Data in this exercise
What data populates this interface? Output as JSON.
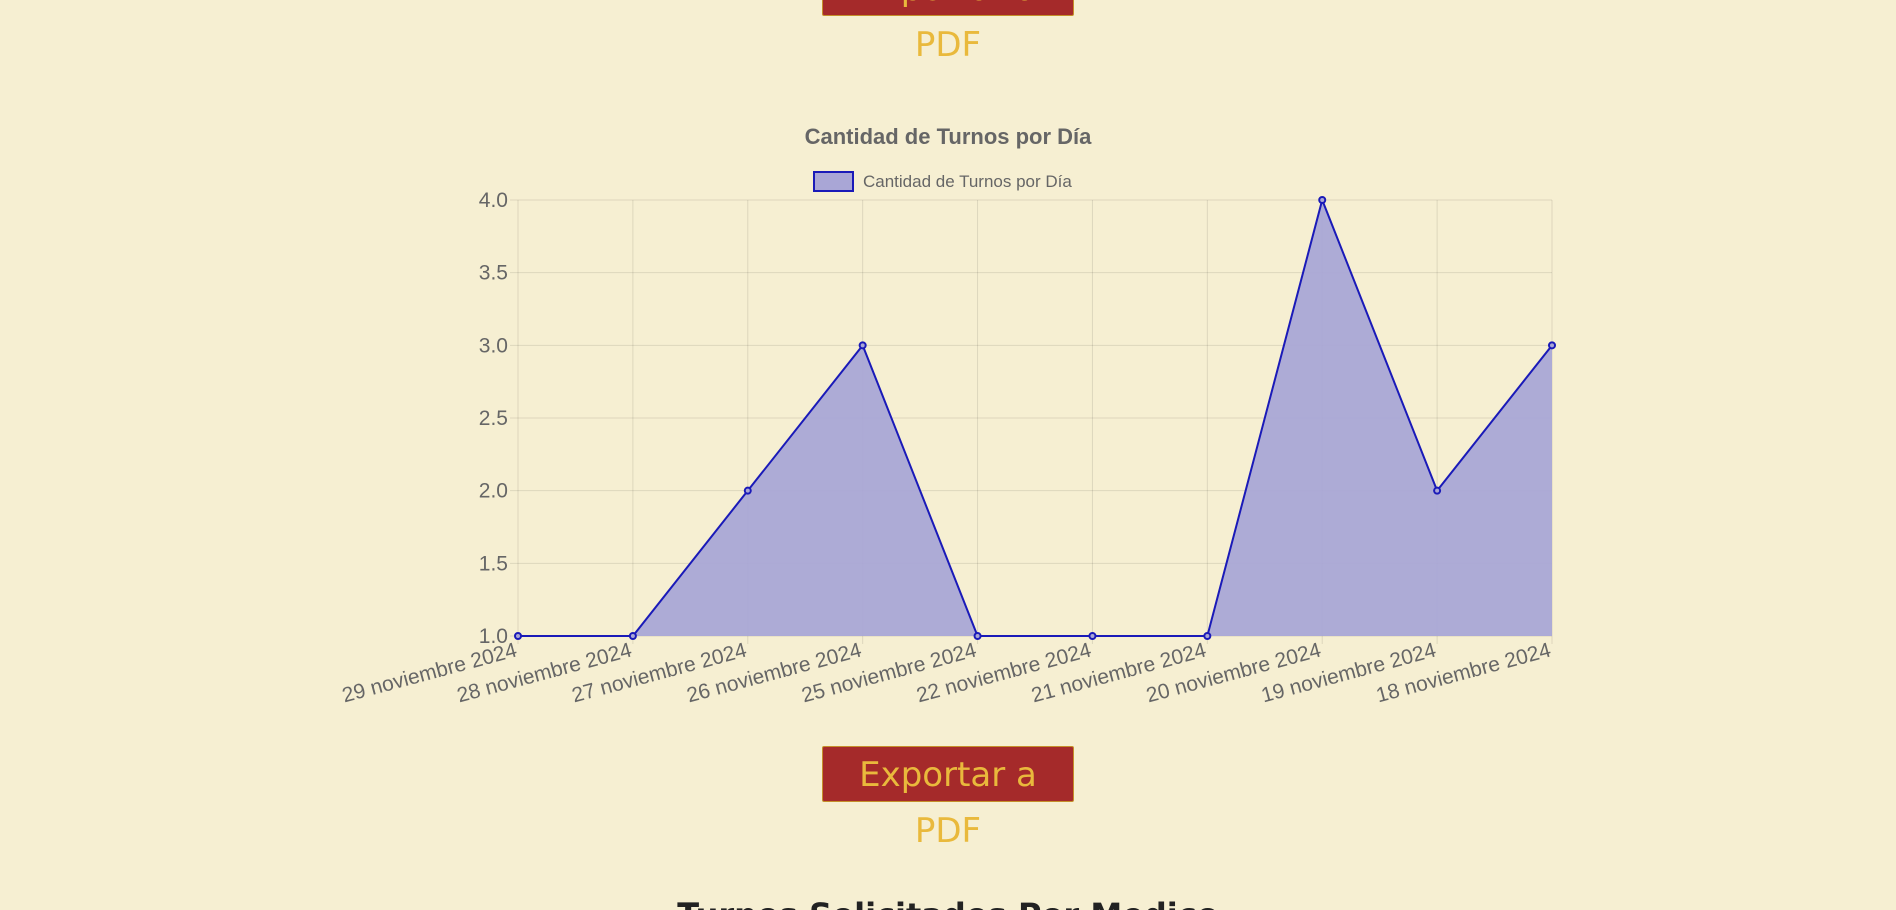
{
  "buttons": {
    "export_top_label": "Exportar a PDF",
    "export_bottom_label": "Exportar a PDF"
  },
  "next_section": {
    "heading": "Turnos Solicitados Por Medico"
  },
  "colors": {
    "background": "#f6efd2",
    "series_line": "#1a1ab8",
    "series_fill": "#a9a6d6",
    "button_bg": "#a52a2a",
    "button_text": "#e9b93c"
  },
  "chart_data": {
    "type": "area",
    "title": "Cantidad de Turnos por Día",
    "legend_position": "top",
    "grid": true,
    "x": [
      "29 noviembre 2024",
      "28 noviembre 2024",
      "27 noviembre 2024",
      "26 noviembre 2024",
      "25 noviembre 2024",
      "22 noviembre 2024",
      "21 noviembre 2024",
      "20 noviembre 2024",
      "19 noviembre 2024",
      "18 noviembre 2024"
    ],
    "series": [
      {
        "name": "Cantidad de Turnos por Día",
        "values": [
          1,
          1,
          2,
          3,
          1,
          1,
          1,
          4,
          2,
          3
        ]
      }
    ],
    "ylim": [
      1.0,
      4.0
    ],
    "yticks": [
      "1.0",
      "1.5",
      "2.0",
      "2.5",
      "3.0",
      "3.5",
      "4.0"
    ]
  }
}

Your instructions
Each line of the material must be retyped exactly, except that images are omitted.

Answer to this problem
What data populates this interface? Output as JSON.
{
  "buttons": {
    "export_top_label": "Exportar a PDF",
    "export_bottom_label": "Exportar a PDF"
  },
  "next_section": {
    "heading": "Turnos Solicitados Por Medico"
  },
  "colors": {
    "background": "#f6efd2",
    "series_line": "#1a1ab8",
    "series_fill": "#a9a6d6",
    "button_bg": "#a52a2a",
    "button_text": "#e9b93c"
  },
  "chart_data": {
    "type": "area",
    "title": "Cantidad de Turnos por Día",
    "legend_position": "top",
    "grid": true,
    "x": [
      "29 noviembre 2024",
      "28 noviembre 2024",
      "27 noviembre 2024",
      "26 noviembre 2024",
      "25 noviembre 2024",
      "22 noviembre 2024",
      "21 noviembre 2024",
      "20 noviembre 2024",
      "19 noviembre 2024",
      "18 noviembre 2024"
    ],
    "series": [
      {
        "name": "Cantidad de Turnos por Día",
        "values": [
          1,
          1,
          2,
          3,
          1,
          1,
          1,
          4,
          2,
          3
        ]
      }
    ],
    "ylim": [
      1.0,
      4.0
    ],
    "yticks": [
      "1.0",
      "1.5",
      "2.0",
      "2.5",
      "3.0",
      "3.5",
      "4.0"
    ]
  }
}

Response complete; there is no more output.